- **Given instruction**: Please reproduce each of the entries below word for word.

- **The records**:
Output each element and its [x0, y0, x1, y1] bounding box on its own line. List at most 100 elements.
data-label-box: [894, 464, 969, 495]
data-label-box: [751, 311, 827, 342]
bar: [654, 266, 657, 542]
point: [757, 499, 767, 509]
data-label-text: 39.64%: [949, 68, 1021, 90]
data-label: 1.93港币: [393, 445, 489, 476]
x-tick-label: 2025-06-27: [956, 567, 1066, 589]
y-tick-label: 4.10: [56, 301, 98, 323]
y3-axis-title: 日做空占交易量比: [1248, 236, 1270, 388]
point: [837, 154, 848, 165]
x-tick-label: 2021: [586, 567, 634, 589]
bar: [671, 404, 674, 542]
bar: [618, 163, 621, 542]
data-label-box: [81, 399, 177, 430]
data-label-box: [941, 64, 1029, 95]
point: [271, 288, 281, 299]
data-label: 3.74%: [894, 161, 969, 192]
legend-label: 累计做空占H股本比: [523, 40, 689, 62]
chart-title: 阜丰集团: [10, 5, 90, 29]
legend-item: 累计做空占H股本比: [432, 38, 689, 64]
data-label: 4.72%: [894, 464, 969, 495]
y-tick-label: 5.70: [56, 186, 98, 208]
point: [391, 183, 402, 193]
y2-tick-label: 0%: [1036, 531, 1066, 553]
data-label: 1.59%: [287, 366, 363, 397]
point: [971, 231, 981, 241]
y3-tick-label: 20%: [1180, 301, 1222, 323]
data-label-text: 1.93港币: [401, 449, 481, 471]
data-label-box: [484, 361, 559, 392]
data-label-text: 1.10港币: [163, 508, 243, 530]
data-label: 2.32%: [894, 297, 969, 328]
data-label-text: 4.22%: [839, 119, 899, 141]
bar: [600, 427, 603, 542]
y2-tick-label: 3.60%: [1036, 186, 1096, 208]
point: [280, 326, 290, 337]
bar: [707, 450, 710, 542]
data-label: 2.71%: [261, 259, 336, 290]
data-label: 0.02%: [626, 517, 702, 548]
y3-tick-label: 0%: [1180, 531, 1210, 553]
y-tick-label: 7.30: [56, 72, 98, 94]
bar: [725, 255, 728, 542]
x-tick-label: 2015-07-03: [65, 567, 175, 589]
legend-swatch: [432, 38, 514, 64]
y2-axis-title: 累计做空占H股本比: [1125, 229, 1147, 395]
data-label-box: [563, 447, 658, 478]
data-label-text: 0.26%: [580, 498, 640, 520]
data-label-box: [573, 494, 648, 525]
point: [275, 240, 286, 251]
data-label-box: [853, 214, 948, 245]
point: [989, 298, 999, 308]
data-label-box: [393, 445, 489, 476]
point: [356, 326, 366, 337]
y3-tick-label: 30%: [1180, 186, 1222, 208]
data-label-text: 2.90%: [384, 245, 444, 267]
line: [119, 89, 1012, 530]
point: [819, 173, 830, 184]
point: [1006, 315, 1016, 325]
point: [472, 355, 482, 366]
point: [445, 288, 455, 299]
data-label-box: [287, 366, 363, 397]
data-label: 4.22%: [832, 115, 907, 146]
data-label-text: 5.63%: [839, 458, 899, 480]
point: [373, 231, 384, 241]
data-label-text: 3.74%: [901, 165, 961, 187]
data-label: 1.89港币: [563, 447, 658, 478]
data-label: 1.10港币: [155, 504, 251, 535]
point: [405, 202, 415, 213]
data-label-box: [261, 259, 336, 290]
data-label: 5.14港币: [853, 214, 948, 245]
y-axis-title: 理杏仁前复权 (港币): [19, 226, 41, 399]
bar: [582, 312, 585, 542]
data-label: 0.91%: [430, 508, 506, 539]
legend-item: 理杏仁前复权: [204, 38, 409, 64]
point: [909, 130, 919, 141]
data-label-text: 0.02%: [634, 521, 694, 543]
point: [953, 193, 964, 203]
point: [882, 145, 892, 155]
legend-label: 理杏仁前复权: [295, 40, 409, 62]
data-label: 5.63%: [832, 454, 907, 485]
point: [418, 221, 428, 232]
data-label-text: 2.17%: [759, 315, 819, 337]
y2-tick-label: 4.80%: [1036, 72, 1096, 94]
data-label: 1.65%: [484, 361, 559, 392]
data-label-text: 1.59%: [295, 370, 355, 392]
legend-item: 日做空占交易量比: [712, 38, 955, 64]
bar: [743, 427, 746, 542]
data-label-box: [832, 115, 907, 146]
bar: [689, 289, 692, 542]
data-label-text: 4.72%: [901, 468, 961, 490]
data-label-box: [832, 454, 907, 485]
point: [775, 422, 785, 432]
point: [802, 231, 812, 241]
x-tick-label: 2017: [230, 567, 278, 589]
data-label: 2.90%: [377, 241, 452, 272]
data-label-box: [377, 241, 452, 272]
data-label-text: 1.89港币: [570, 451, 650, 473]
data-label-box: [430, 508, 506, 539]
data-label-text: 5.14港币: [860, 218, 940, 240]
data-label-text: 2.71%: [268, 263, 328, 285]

- **Reply**:
Output each element and its [x0, y0, x1, y1] bounding box on its own line. List at most 100 elements.
data-label-box: [894, 464, 969, 495]
data-label-box: [751, 311, 827, 342]
bar: [654, 266, 657, 542]
point: [757, 499, 767, 509]
data-label-text: 39.64%: [949, 68, 1021, 90]
data-label: 1.93港币: [393, 445, 489, 476]
x-tick-label: 2025-06-27: [956, 567, 1066, 589]
y-tick-label: 4.10: [56, 301, 98, 323]
y3-axis-title: 日做空占交易量比: [1248, 236, 1270, 388]
point: [837, 154, 848, 165]
x-tick-label: 2021: [586, 567, 634, 589]
bar: [671, 404, 674, 542]
bar: [618, 163, 621, 542]
data-label-box: [81, 399, 177, 430]
data-label-box: [941, 64, 1029, 95]
point: [271, 288, 281, 299]
data-label: 3.74%: [894, 161, 969, 192]
legend-label: 累计做空占H股本比: [523, 40, 689, 62]
chart-title: 阜丰集团: [10, 5, 90, 29]
legend-item: 累计做空占H股本比: [432, 38, 689, 64]
data-label: 4.72%: [894, 464, 969, 495]
y-tick-label: 5.70: [56, 186, 98, 208]
point: [391, 183, 402, 193]
y2-tick-label: 0%: [1036, 531, 1066, 553]
data-label: 1.59%: [287, 366, 363, 397]
point: [971, 231, 981, 241]
y3-tick-label: 20%: [1180, 301, 1222, 323]
data-label-text: 1.93港币: [401, 449, 481, 471]
data-label-box: [484, 361, 559, 392]
data-label-text: 1.10港币: [163, 508, 243, 530]
data-label: 2.32%: [894, 297, 969, 328]
data-label-text: 4.22%: [839, 119, 899, 141]
bar: [600, 427, 603, 542]
y2-tick-label: 3.60%: [1036, 186, 1096, 208]
point: [280, 326, 290, 337]
bar: [707, 450, 710, 542]
data-label: 2.71%: [261, 259, 336, 290]
data-label: 0.02%: [626, 517, 702, 548]
y3-tick-label: 0%: [1180, 531, 1210, 553]
y-tick-label: 7.30: [56, 72, 98, 94]
bar: [725, 255, 728, 542]
x-tick-label: 2015-07-03: [65, 567, 175, 589]
legend-swatch: [432, 38, 514, 64]
y2-axis-title: 累计做空占H股本比: [1125, 229, 1147, 395]
data-label-box: [563, 447, 658, 478]
data-label-text: 0.26%: [580, 498, 640, 520]
data-label-box: [573, 494, 648, 525]
point: [275, 240, 286, 251]
data-label-box: [853, 214, 948, 245]
point: [989, 298, 999, 308]
data-label-box: [393, 445, 489, 476]
point: [356, 326, 366, 337]
y3-tick-label: 30%: [1180, 186, 1222, 208]
data-label-text: 2.90%: [384, 245, 444, 267]
line: [119, 89, 1012, 530]
point: [819, 173, 830, 184]
point: [1006, 315, 1016, 325]
point: [472, 355, 482, 366]
point: [445, 288, 455, 299]
data-label-box: [287, 366, 363, 397]
data-label: 4.22%: [832, 115, 907, 146]
data-label-text: 5.63%: [839, 458, 899, 480]
point: [373, 231, 384, 241]
data-label-text: 3.74%: [901, 165, 961, 187]
data-label: 1.89港币: [563, 447, 658, 478]
data-label: 1.10港币: [155, 504, 251, 535]
point: [405, 202, 415, 213]
data-label-box: [261, 259, 336, 290]
data-label: 5.14港币: [853, 214, 948, 245]
y-axis-title: 理杏仁前复权 (港币): [19, 226, 41, 399]
bar: [582, 312, 585, 542]
data-label: 0.91%: [430, 508, 506, 539]
legend-item: 理杏仁前复权: [204, 38, 409, 64]
point: [909, 130, 919, 141]
data-label-text: 0.02%: [634, 521, 694, 543]
point: [953, 193, 964, 203]
point: [882, 145, 892, 155]
legend-label: 理杏仁前复权: [295, 40, 409, 62]
data-label: 5.63%: [832, 454, 907, 485]
point: [418, 221, 428, 232]
data-label-text: 2.17%: [759, 315, 819, 337]
y2-tick-label: 4.80%: [1036, 72, 1096, 94]
data-label: 1.65%: [484, 361, 559, 392]
data-label-text: 1.59%: [295, 370, 355, 392]
legend-item: 日做空占交易量比: [712, 38, 955, 64]
bar: [743, 427, 746, 542]
data-label-box: [832, 115, 907, 146]
bar: [689, 289, 692, 542]
data-label-text: 4.72%: [901, 468, 961, 490]
data-label-box: [832, 454, 907, 485]
point: [775, 422, 785, 432]
point: [802, 231, 812, 241]
x-tick-label: 2017: [230, 567, 278, 589]
data-label: 2.90%: [377, 241, 452, 272]
data-label-box: [377, 241, 452, 272]
data-label-text: 1.89港币: [570, 451, 650, 473]
data-label-box: [430, 508, 506, 539]
data-label-text: 5.14港币: [860, 218, 940, 240]
data-label-text: 2.71%: [268, 263, 328, 285]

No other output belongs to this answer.